## Exercise task
Count every line that includes the string "Diner" in the entries that follow. Nothing besides the number is needed.

[Stored items from a collection]
"""

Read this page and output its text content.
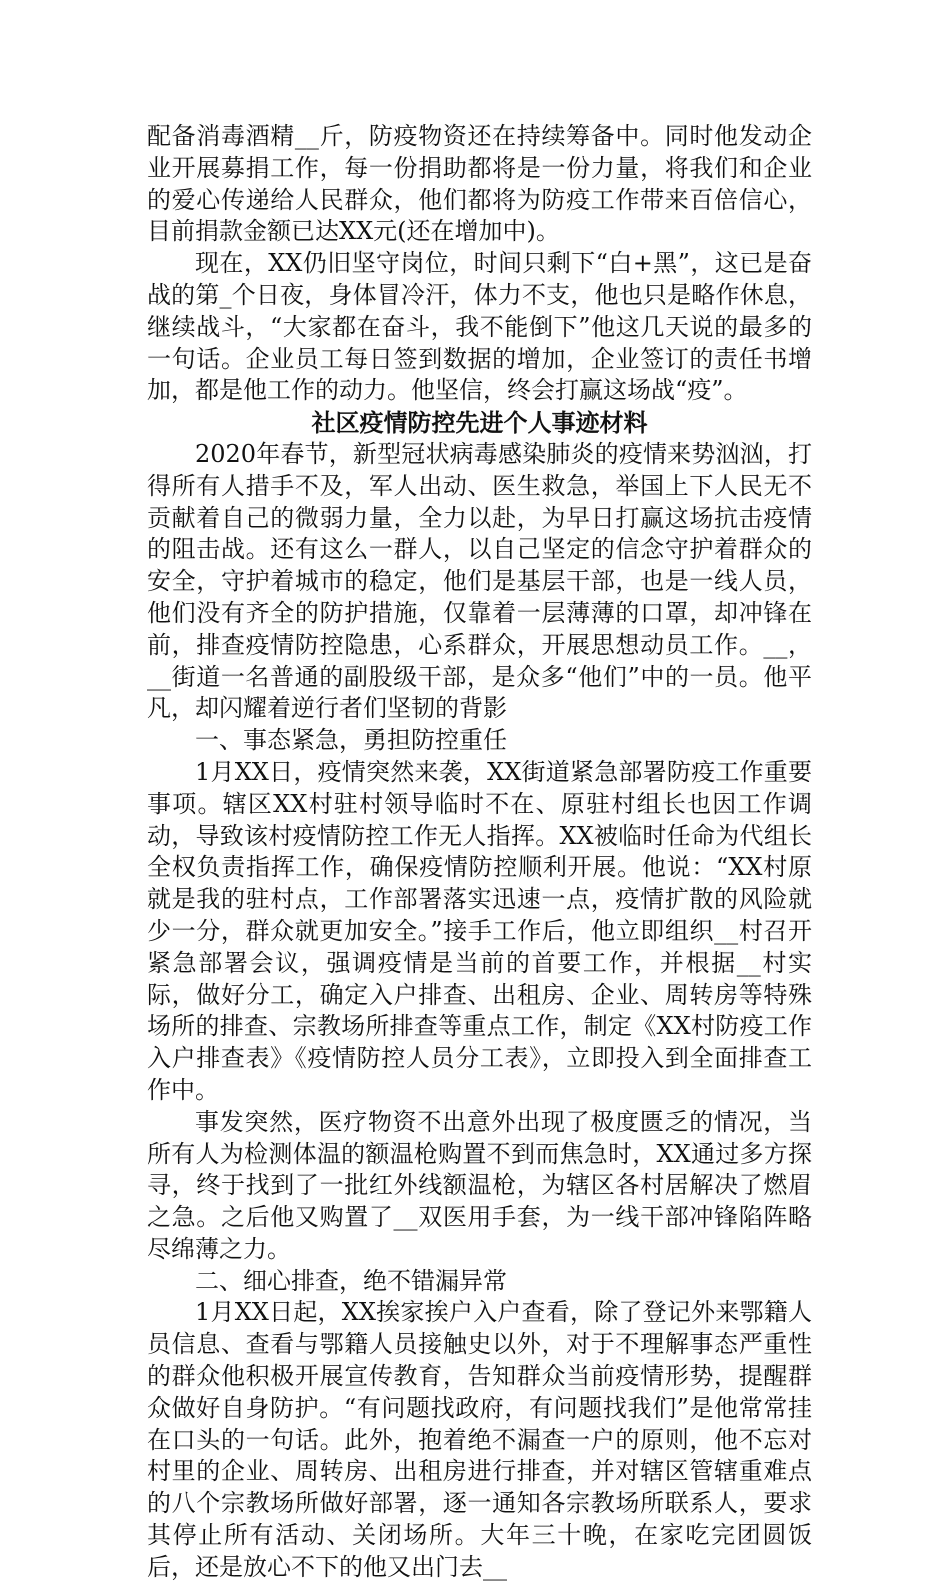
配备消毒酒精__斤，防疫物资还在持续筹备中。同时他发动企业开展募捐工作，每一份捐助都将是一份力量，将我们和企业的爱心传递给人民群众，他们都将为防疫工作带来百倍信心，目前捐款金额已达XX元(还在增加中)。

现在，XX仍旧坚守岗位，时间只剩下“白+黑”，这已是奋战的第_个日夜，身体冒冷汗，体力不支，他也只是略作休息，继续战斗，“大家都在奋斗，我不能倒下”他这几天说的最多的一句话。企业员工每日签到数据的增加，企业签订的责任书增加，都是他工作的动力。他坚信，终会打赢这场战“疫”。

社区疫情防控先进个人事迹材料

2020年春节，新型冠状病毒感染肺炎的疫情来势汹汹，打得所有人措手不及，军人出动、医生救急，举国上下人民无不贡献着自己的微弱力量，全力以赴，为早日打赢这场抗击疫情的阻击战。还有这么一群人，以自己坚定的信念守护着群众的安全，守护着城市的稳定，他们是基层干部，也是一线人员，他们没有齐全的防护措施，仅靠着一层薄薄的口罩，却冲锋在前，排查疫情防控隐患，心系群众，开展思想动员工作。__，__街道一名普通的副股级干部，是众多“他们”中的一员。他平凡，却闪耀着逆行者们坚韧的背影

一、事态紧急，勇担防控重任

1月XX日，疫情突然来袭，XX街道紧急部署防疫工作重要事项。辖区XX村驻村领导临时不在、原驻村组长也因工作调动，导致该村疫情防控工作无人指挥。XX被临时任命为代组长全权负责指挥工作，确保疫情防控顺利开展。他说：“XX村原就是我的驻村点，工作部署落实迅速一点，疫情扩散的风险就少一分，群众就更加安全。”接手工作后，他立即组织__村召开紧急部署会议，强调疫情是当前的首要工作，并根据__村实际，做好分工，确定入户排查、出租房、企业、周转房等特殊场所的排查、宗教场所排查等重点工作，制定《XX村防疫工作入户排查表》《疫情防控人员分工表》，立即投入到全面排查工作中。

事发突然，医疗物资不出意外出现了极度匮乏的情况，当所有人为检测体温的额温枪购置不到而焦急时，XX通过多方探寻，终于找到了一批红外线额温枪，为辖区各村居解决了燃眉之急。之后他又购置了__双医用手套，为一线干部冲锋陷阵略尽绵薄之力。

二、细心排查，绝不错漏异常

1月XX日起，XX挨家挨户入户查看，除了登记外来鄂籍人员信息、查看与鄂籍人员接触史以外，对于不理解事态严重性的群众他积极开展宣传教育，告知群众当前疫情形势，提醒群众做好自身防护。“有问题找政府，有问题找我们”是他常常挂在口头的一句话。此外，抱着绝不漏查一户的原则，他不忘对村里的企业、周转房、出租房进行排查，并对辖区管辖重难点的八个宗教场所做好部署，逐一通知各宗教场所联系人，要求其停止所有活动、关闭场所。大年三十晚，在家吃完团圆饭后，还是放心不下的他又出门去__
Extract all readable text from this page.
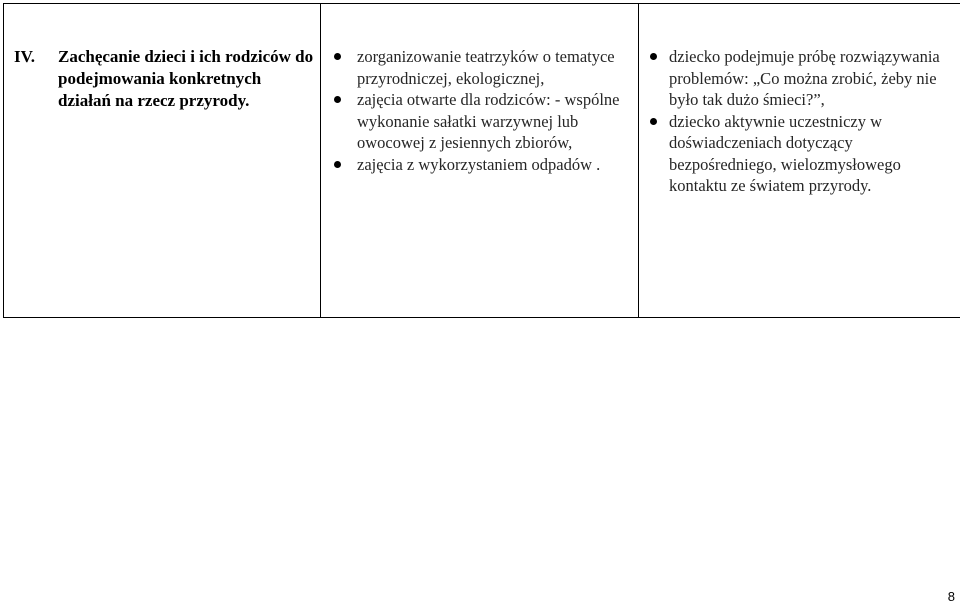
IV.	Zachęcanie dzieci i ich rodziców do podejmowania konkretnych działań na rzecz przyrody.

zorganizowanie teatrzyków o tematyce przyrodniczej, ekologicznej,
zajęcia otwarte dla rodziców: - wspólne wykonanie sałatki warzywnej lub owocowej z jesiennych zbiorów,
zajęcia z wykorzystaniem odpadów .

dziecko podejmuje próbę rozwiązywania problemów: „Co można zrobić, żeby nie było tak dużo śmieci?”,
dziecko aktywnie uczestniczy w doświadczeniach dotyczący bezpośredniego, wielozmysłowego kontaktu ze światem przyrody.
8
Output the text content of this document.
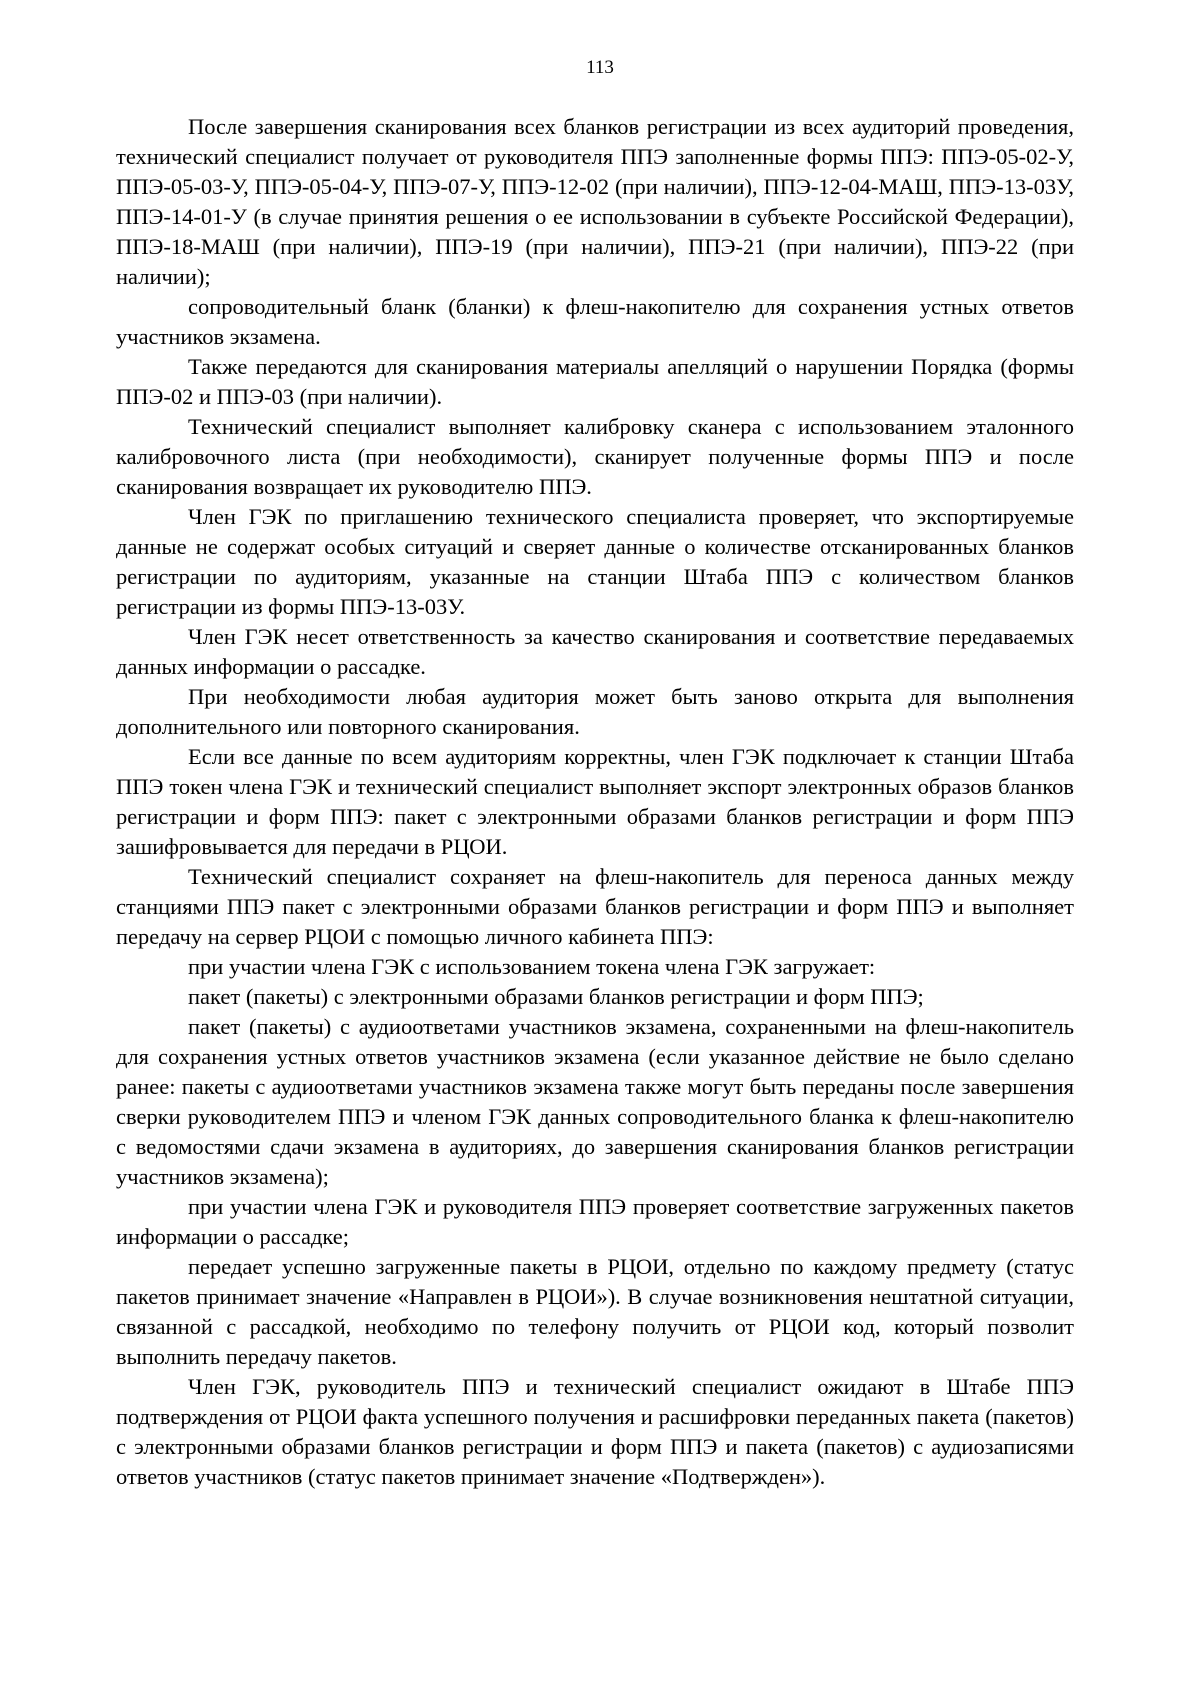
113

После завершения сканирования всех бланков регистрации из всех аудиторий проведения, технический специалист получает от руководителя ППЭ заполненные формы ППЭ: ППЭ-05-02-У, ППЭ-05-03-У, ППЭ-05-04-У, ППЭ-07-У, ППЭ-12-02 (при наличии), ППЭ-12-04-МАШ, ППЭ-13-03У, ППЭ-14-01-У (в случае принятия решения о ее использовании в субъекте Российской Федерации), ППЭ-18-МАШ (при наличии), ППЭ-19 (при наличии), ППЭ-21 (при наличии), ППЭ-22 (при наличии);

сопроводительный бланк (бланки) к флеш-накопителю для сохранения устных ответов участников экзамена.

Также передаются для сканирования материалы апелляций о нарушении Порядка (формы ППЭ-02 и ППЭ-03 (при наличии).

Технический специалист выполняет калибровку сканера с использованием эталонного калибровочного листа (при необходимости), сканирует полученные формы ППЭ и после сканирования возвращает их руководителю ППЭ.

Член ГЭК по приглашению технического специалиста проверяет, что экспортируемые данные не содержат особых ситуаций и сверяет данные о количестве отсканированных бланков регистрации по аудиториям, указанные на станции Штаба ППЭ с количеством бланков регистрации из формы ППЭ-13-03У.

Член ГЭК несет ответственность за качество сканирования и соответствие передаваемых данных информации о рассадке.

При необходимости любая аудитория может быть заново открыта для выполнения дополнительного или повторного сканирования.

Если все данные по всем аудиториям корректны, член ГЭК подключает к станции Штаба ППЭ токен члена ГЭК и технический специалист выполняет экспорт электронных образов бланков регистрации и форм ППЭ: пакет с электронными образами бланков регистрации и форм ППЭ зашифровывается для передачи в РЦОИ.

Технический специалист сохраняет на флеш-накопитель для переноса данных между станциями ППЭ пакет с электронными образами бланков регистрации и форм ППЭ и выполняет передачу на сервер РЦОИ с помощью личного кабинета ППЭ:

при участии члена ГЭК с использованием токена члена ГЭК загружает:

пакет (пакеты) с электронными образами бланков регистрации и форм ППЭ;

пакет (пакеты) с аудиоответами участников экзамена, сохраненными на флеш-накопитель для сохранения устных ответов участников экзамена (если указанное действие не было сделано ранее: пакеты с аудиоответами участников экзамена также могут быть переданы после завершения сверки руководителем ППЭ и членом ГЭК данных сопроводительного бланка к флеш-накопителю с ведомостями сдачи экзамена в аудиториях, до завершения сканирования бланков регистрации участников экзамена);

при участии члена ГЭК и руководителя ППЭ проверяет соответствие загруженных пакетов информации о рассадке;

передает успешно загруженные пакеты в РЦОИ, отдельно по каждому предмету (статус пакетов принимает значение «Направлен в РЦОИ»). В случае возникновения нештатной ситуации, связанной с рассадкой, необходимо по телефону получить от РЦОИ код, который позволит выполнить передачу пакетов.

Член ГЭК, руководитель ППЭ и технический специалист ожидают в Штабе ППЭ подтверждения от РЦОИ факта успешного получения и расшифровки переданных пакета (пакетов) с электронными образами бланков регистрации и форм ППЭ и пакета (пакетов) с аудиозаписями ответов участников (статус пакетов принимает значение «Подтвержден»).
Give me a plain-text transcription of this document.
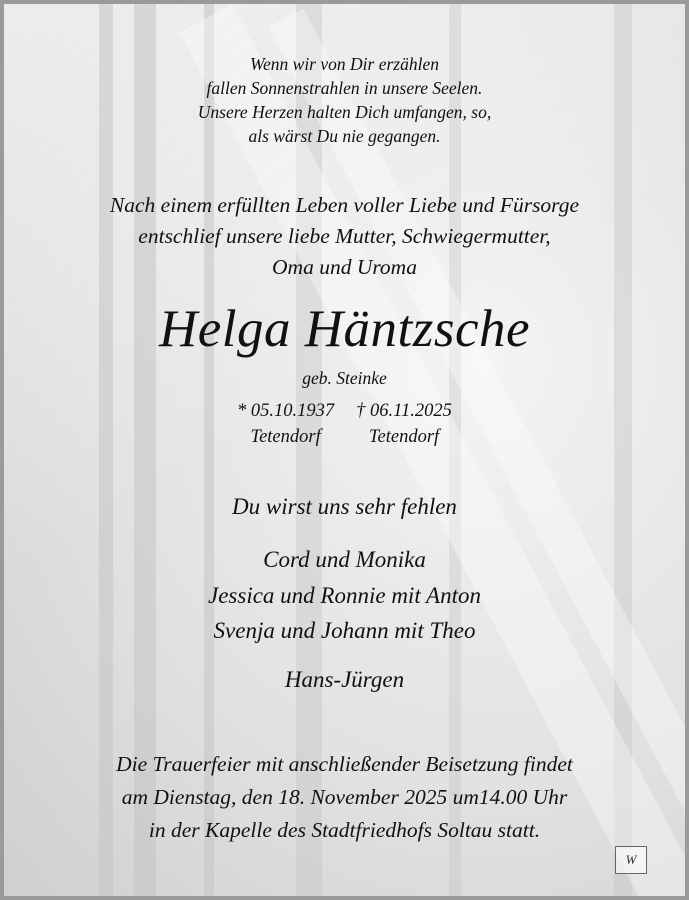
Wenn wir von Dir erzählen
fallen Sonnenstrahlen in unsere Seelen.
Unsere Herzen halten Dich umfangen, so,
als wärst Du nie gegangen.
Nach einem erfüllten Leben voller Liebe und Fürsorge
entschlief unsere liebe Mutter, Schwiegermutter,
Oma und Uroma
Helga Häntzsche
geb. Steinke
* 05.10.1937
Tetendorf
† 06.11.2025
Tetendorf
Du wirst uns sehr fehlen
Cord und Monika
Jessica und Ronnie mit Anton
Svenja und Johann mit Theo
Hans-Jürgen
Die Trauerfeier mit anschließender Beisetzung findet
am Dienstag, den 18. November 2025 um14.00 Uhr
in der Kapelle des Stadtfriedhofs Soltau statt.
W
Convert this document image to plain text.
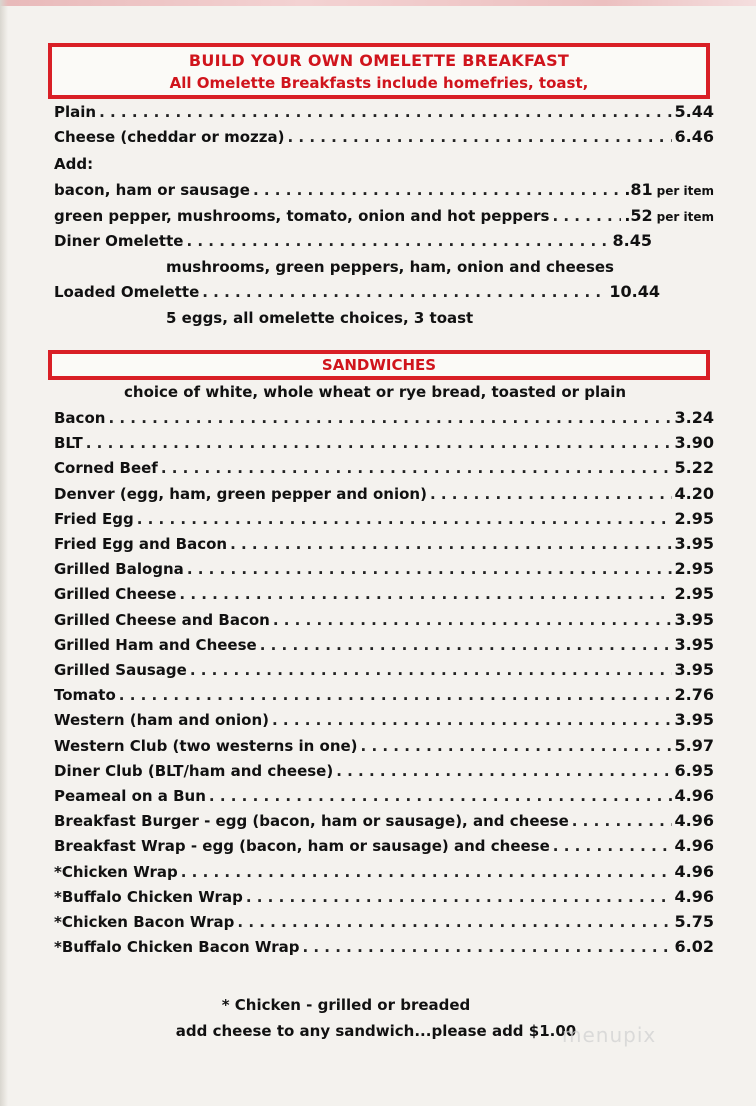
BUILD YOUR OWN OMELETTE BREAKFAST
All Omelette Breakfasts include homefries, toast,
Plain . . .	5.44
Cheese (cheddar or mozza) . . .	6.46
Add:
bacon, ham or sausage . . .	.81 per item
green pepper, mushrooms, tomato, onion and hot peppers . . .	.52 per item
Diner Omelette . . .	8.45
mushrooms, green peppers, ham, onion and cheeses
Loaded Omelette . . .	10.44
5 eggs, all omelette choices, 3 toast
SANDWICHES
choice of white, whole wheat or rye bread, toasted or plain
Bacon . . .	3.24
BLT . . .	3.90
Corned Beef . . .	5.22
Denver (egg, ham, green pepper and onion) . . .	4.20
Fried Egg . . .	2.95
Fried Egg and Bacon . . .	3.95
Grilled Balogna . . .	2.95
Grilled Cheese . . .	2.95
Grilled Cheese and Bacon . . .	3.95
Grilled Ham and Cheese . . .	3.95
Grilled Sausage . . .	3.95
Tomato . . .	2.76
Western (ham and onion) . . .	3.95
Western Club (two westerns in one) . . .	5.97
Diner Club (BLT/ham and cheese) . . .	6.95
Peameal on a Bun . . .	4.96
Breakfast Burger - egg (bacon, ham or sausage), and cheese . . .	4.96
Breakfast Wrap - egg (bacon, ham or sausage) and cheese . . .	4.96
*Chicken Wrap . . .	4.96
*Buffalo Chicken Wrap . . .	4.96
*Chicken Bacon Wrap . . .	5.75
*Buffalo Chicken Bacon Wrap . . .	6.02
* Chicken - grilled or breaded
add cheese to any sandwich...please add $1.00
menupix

"""

## Complete answer
2